*** Extracted data ***

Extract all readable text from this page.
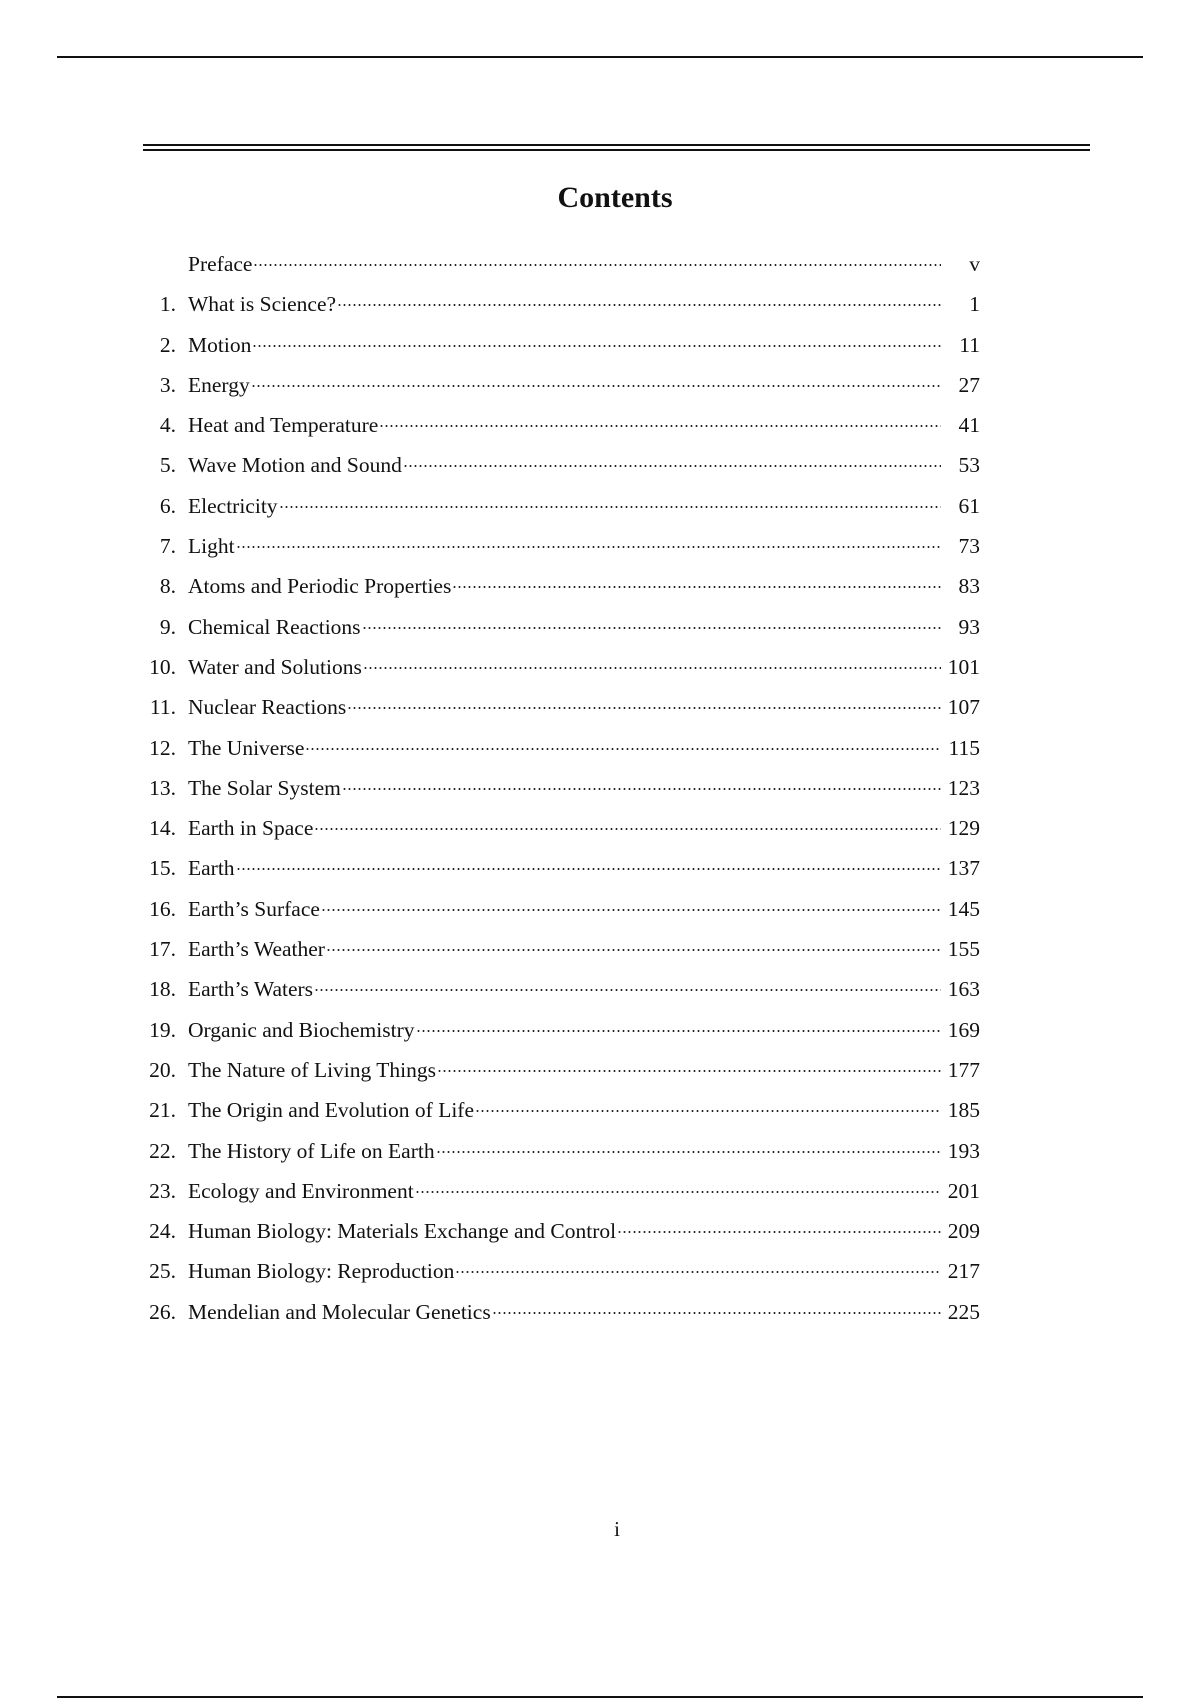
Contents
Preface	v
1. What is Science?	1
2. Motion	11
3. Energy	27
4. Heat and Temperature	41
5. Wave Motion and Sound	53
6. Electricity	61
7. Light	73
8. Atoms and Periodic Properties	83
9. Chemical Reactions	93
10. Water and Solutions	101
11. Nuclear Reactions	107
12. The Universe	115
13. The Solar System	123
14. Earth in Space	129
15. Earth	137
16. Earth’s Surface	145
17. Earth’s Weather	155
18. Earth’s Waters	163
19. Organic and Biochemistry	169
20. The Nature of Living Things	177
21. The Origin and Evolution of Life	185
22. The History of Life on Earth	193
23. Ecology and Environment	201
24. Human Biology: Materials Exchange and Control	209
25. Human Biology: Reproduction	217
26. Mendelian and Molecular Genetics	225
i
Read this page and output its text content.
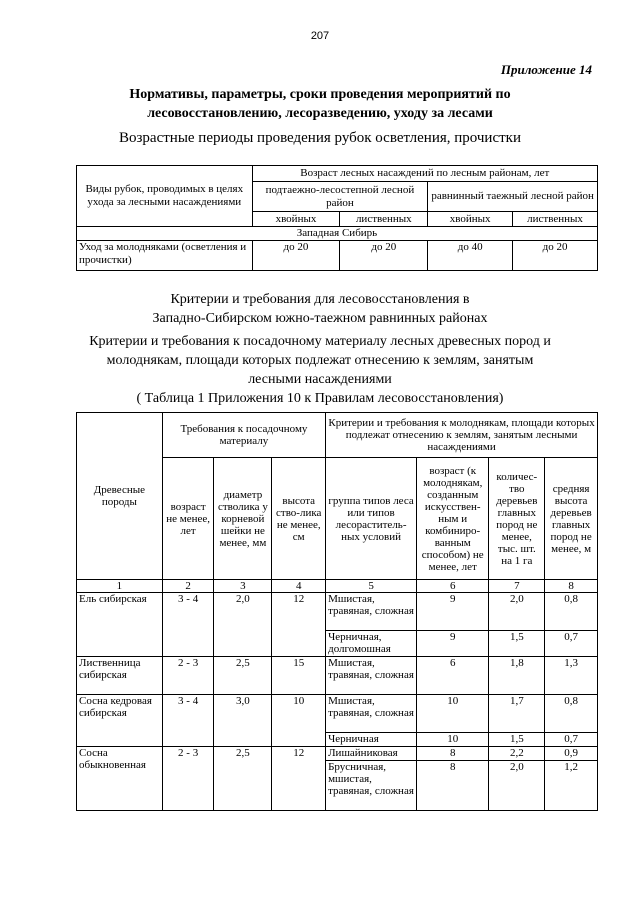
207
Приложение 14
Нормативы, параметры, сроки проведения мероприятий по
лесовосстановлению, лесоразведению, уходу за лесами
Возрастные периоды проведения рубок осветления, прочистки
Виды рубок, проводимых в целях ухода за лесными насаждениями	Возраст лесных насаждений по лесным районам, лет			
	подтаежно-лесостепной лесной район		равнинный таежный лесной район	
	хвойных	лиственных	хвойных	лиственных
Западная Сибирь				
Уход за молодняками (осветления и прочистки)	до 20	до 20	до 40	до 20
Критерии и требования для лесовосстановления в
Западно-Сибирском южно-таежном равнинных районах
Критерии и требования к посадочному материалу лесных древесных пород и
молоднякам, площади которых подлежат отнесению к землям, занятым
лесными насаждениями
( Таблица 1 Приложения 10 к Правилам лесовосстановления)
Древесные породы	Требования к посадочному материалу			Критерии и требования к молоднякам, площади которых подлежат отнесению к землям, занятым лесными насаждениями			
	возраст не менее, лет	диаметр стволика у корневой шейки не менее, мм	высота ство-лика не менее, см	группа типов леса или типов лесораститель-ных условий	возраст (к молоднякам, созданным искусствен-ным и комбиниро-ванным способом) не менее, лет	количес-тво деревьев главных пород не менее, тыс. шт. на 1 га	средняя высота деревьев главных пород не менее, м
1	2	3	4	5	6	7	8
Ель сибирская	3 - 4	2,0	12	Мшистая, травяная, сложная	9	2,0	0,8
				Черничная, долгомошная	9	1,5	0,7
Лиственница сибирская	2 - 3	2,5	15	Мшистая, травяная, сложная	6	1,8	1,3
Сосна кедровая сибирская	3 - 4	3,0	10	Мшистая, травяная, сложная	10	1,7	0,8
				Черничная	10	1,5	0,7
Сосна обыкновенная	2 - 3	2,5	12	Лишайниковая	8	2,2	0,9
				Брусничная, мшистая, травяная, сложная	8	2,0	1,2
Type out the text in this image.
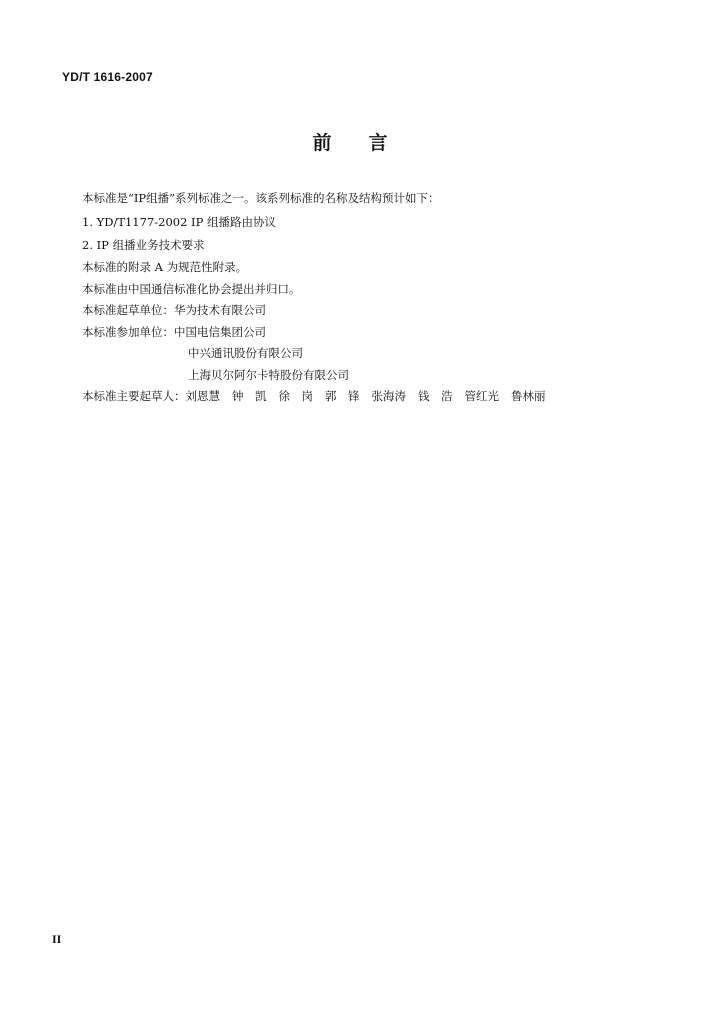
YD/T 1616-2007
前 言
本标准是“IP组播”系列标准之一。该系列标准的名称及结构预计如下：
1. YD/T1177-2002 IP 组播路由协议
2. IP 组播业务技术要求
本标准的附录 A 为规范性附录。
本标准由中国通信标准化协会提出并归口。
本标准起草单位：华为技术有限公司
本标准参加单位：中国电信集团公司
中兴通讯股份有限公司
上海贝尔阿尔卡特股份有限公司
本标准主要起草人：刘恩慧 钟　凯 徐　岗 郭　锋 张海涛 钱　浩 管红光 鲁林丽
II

***

* _What the task requires_:
In your copy, leave out the pictures and reproduce the material above exactly.

* _Reply_:
Extract all readable text from this page.
Contents
Preface	v
1. What is Science?	1
2. Motion	11
3. Energy	27
4. Heat and Temperature	41
5. Wave Motion and Sound	53
6. Electricity	61
7. Light	73
8. Atoms and Periodic Properties	83
9. Chemical Reactions	93
10. Water and Solutions	101
11. Nuclear Reactions	107
12. The Universe	115
13. The Solar System	123
14. Earth in Space	129
15. Earth	137
16. Earth’s Surface	145
17. Earth’s Weather	155
18. Earth’s Waters	163
19. Organic and Biochemistry	169
20. The Nature of Living Things	177
21. The Origin and Evolution of Life	185
22. The History of Life on Earth	193
23. Ecology and Environment	201
24. Human Biology: Materials Exchange and Control	209
25. Human Biology: Reproduction	217
26. Mendelian and Molecular Genetics	225
i
Read this page and output its text content.
207
Приложение 14
Нормативы, параметры, сроки проведения мероприятий по
лесовосстановлению, лесоразведению, уходу за лесами
Возрастные периоды проведения рубок осветления, прочистки
Виды рубок, проводимых в целях ухода за лесными насаждениями	Возраст лесных насаждений по лесным районам, лет			
	подтаежно-лесостепной лесной район		равнинный таежный лесной район	
	хвойных	лиственных	хвойных	лиственных
Западная Сибирь				
Уход за молодняками (осветления и прочистки)	до 20	до 20	до 40	до 20
Критерии и требования для лесовосстановления в
Западно-Сибирском южно-таежном равнинных районах
Критерии и требования к посадочному материалу лесных древесных пород и
молоднякам, площади которых подлежат отнесению к землям, занятым
лесными насаждениями
( Таблица 1 Приложения 10 к Правилам лесовосстановления)
Древесные породы	Требования к посадочному материалу			Критерии и требования к молоднякам, площади которых подлежат отнесению к землям, занятым лесными насаждениями			
	возраст не менее, лет	диаметр стволика у корневой шейки не менее, мм	высота ство-лика не менее, см	группа типов леса или типов лесораститель-ных условий	возраст (к молоднякам, созданным искусствен-ным и комбиниро-ванным способом) не менее, лет	количес-тво деревьев главных пород не менее, тыс. шт. на 1 га	средняя высота деревьев главных пород не менее, м
1	2	3	4	5	6	7	8
Ель сибирская	3 - 4	2,0	12	Мшистая, травяная, сложная	9	2,0	0,8
				Черничная, долгомошная	9	1,5	0,7
Лиственница сибирская	2 - 3	2,5	15	Мшистая, травяная, сложная	6	1,8	1,3
Сосна кедровая сибирская	3 - 4	3,0	10	Мшистая, травяная, сложная	10	1,7	0,8
				Черничная	10	1,5	0,7
Сосна обыкновенная	2 - 3	2,5	12	Лишайниковая	8	2,2	0,9
				Брусничная, мшистая, травяная, сложная	8	2,0	1,2
Type out the text in this image.
YD/T 1616-2007
前 言
本标准是“IP组播”系列标准之一。该系列标准的名称及结构预计如下：
1. YD/T1177-2002 IP 组播路由协议
2. IP 组播业务技术要求
本标准的附录 A 为规范性附录。
本标准由中国通信标准化协会提出并归口。
本标准起草单位：华为技术有限公司
本标准参加单位：中国电信集团公司
中兴通讯股份有限公司
上海贝尔阿尔卡特股份有限公司
本标准主要起草人：刘恩慧 钟　凯 徐　岗 郭　锋 张海涛 钱　浩 管红光 鲁林丽
II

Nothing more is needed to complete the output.